Start

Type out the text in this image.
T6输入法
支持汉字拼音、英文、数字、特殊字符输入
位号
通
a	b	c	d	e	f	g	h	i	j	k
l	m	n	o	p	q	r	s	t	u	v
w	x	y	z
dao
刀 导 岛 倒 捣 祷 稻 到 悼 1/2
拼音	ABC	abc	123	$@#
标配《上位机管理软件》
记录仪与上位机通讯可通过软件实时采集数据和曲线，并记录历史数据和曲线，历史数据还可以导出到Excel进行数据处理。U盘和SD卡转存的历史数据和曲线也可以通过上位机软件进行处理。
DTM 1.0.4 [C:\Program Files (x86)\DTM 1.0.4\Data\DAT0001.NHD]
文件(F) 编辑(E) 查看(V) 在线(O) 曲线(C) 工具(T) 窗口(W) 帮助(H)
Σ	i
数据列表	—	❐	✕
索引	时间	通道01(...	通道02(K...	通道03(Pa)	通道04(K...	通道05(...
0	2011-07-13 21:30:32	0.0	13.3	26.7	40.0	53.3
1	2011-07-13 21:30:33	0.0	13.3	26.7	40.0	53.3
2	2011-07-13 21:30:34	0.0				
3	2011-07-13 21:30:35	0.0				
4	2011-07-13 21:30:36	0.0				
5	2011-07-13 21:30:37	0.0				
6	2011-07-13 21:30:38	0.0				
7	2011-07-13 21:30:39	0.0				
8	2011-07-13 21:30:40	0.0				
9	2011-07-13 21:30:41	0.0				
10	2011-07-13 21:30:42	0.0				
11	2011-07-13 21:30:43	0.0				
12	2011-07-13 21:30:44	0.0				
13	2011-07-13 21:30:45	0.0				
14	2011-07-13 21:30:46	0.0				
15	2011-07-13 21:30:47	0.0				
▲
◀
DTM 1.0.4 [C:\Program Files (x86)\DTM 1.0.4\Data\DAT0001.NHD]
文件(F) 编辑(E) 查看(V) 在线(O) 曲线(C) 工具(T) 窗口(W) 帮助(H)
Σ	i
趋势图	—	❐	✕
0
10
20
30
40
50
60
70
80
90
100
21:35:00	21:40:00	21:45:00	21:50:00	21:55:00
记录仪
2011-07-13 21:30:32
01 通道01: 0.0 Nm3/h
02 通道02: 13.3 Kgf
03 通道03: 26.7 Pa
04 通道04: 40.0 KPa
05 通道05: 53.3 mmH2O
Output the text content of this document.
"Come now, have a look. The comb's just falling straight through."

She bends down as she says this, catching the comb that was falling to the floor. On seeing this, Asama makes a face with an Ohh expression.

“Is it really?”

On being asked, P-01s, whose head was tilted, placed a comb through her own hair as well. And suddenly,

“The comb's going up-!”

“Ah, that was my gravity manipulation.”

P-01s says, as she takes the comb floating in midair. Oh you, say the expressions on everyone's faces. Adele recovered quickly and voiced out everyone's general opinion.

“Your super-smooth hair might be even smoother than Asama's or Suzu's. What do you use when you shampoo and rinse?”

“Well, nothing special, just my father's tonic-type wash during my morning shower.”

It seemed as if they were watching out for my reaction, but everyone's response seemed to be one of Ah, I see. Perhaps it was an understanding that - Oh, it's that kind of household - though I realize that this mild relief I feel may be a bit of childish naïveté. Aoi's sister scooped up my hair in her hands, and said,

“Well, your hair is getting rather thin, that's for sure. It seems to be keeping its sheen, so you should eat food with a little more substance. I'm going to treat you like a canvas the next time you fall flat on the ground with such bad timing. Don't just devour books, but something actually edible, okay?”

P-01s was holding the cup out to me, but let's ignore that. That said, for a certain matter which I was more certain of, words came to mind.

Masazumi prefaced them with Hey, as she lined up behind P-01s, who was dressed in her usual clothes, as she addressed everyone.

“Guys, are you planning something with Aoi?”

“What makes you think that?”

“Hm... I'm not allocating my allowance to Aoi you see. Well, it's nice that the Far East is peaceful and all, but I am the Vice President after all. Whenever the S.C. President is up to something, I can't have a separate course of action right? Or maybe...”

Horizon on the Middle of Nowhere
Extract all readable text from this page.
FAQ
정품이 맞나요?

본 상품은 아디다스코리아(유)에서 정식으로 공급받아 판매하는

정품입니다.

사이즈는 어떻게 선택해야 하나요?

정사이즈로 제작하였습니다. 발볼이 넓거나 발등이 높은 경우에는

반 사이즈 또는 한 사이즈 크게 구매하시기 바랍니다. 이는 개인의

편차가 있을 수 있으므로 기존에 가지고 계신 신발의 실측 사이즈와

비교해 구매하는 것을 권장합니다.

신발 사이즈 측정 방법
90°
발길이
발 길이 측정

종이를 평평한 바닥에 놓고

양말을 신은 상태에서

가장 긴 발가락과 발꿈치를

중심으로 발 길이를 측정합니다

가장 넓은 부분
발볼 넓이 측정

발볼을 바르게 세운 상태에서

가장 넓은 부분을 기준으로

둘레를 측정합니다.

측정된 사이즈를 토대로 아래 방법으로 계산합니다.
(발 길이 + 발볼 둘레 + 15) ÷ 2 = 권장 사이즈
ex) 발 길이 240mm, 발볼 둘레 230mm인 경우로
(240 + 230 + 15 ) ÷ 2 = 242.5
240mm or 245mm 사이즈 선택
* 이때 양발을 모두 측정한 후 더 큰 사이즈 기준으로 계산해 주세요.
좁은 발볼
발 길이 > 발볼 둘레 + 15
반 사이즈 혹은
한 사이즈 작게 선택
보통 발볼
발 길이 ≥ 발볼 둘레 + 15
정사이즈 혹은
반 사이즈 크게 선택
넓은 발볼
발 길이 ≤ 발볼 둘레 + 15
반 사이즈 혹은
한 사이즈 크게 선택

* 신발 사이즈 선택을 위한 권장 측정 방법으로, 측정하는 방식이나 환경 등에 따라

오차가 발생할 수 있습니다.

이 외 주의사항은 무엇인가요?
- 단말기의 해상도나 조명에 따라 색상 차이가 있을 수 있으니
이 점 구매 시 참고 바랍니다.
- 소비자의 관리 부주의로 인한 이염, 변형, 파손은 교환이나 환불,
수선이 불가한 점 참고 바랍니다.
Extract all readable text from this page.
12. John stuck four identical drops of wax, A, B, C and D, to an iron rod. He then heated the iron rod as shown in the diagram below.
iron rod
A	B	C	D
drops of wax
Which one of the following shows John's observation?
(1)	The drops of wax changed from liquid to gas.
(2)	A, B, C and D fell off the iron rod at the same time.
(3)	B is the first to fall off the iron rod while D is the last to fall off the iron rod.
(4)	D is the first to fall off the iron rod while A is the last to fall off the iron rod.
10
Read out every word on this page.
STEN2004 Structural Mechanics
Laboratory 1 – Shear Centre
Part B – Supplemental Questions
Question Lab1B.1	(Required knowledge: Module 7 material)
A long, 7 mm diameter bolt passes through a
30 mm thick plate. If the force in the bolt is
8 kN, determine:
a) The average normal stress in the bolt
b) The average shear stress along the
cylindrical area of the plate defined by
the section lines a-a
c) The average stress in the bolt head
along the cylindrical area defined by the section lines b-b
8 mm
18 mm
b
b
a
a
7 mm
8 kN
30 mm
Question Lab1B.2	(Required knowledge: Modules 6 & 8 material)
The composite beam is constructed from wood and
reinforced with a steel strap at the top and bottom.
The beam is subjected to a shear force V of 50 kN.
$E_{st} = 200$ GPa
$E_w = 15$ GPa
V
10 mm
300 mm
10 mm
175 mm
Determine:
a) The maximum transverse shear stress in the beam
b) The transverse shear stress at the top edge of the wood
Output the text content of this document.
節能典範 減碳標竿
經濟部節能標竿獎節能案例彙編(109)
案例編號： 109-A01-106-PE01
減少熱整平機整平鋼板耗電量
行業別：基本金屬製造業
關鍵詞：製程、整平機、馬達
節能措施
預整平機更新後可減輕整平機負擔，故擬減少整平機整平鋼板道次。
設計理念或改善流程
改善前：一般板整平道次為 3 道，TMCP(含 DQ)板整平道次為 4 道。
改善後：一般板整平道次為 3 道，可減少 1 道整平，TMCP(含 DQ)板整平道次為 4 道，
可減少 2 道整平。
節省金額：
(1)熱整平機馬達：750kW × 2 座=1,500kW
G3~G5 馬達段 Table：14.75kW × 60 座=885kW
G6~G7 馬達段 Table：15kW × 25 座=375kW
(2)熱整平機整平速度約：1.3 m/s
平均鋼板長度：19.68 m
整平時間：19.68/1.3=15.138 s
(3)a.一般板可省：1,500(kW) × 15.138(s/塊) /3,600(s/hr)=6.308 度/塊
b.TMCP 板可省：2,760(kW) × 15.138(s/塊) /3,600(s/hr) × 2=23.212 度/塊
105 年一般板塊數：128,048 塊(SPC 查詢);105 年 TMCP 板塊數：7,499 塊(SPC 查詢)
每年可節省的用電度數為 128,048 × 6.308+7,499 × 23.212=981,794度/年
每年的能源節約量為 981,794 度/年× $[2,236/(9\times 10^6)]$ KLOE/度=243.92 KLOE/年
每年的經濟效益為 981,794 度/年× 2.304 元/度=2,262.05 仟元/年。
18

End

* [Brief] Pull out and copy each line containing the string "says".

* [Solution to this exercise]
She bends down as she says this, catching the comb that was falling to the floor. On seeing this, Asama makes a face with an Ohh expression.
P-01s says, as she takes the comb floating in midair. Oh you, say the expressions on everyone's faces. Adele recovered quickly and voiced out everyone's general opinion.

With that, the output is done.